Task instructions:
Below are some records; give them all again exactly, but not the pictures.

— Begin Provided entries —

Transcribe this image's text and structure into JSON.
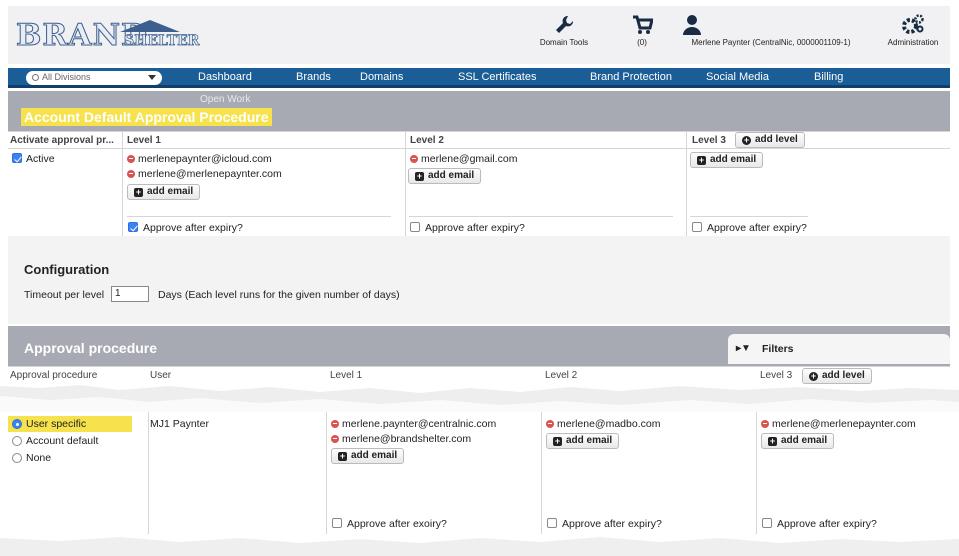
{
  "brand": {
    "logo_main": "BRAND",
    "logo_sub": "SHELTER"
  },
  "header_tools": {
    "domain_tools": "Domain Tools",
    "cart_count": "(0)",
    "user": "Merlene Paynter (CentralNic, 0000001109-1)",
    "administration": "Administration"
  },
  "nav": {
    "division_select": "All Divisions",
    "items": [
      "Dashboard",
      "Brands",
      "Domains",
      "SSL Certificates",
      "Brand Protection",
      "Social Media",
      "Billing"
    ],
    "sub_item": "Open Work"
  },
  "account_default": {
    "title": "Account Default Approval Procedure",
    "columns": [
      "Activate approval pr...",
      "Level 1",
      "Level 2",
      "Level 3"
    ],
    "add_level": "add level",
    "active_label": "Active",
    "active_checked": true,
    "level1_emails": [
      "merlenepaynter@icloud.com",
      "merlene@merlenepaynter.com"
    ],
    "level2_emails": [
      "merlene@gmail.com"
    ],
    "add_email": "add email",
    "approve_after_expiry": "Approve after expiry?",
    "approve_checked": [
      true,
      false,
      false
    ]
  },
  "configuration": {
    "title": "Configuration",
    "timeout_label": "Timeout per level",
    "timeout_value": "1",
    "days_note": "Days (Each level runs for the given number of days)"
  },
  "approval_procedure": {
    "title": "Approval procedure",
    "filters": "Filters",
    "columns": [
      "Approval procedure",
      "User",
      "Level 1",
      "Level 2",
      "Level 3"
    ],
    "add_level": "add level",
    "options": [
      "User specific",
      "Account default",
      "None"
    ],
    "selected": "User specific",
    "row": {
      "user": "MJ1 Paynter",
      "level1_emails": [
        "merlene.paynter@centralnic.com",
        "merlene@brandshelter.com"
      ],
      "level2_emails": [
        "merlene@madbo.com"
      ],
      "level3_emails": [
        "merlene@merlenepaynter.com"
      ],
      "add_email": "add email",
      "approve_after_expiry": [
        "Approve after exoiry?",
        "Approve after expiry?",
        "Approve after expiry?"
      ]
    }
  },
  "colors": {
    "nav_blue": "#1b5d96",
    "section_gray": "#a7aab3",
    "highlight": "#f5e24c",
    "remove_red": "#d9534f"
  }
}
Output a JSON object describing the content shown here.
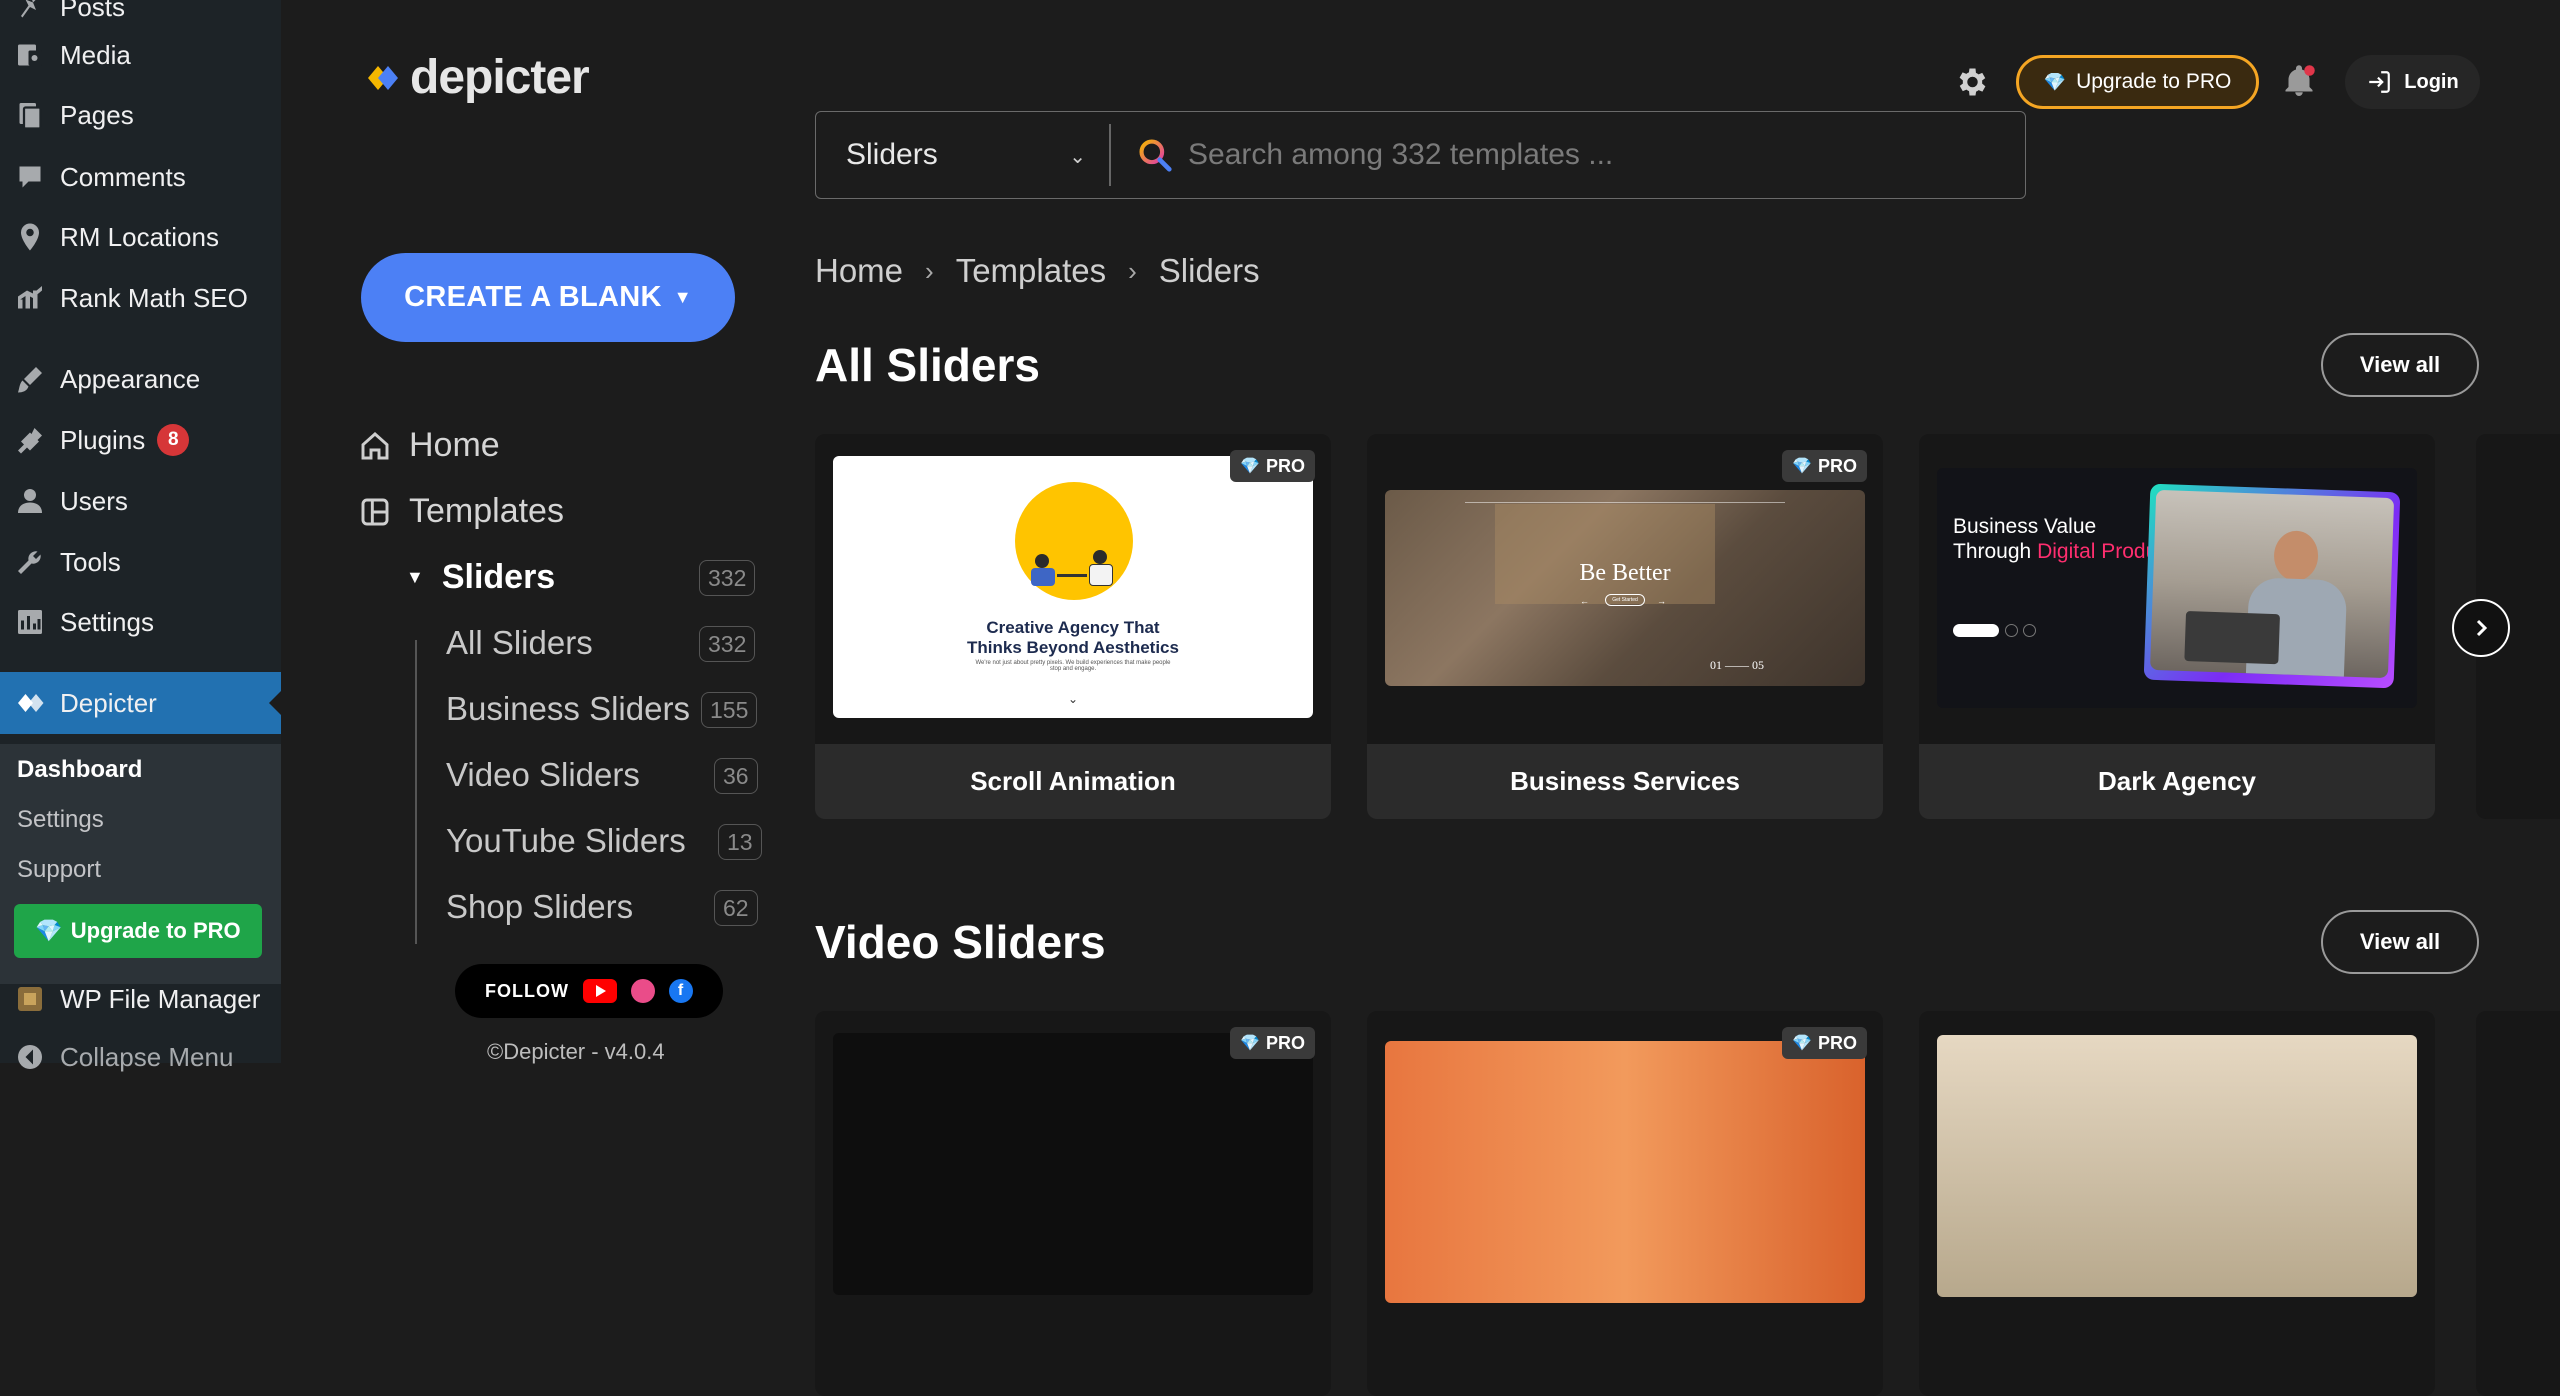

— End Provided entries —

Written answer:
Transcribe this image's text and structure into JSON.
{
  "brand": {
    "logo_main": "BRAND",
    "logo_sub": "SHELTER"
  },
  "header_tools": {
    "domain_tools": "Domain Tools",
    "cart_count": "(0)",
    "user": "Merlene Paynter (CentralNic, 0000001109-1)",
    "administration": "Administration"
  },
  "nav": {
    "division_select": "All Divisions",
    "items": [
      "Dashboard",
      "Brands",
      "Domains",
      "SSL Certificates",
      "Brand Protection",
      "Social Media",
      "Billing"
    ],
    "sub_item": "Open Work"
  },
  "account_default": {
    "title": "Account Default Approval Procedure",
    "columns": [
      "Activate approval pr...",
      "Level 1",
      "Level 2",
      "Level 3"
    ],
    "add_level": "add level",
    "active_label": "Active",
    "active_checked": true,
    "level1_emails": [
      "merlenepaynter@icloud.com",
      "merlene@merlenepaynter.com"
    ],
    "level2_emails": [
      "merlene@gmail.com"
    ],
    "add_email": "add email",
    "approve_after_expiry": "Approve after expiry?",
    "approve_checked": [
      true,
      false,
      false
    ]
  },
  "configuration": {
    "title": "Configuration",
    "timeout_label": "Timeout per level",
    "timeout_value": "1",
    "days_note": "Days (Each level runs for the given number of days)"
  },
  "approval_procedure": {
    "title": "Approval procedure",
    "filters": "Filters",
    "columns": [
      "Approval procedure",
      "User",
      "Level 1",
      "Level 2",
      "Level 3"
    ],
    "add_level": "add level",
    "options": [
      "User specific",
      "Account default",
      "None"
    ],
    "selected": "User specific",
    "row": {
      "user": "MJ1 Paynter",
      "level1_emails": [
        "merlene.paynter@centralnic.com",
        "merlene@brandshelter.com"
      ],
      "level2_emails": [
        "merlene@madbo.com"
      ],
      "level3_emails": [
        "merlene@merlenepaynter.com"
      ],
      "add_email": "add email",
      "approve_after_expiry": [
        "Approve after exoiry?",
        "Approve after expiry?",
        "Approve after expiry?"
      ]
    }
  },
  "colors": {
    "nav_blue": "#1b5d96",
    "section_gray": "#a7aab3",
    "highlight": "#f5e24c",
    "remove_red": "#d9534f"
  }
}
Output a JSON object describing the content shown here.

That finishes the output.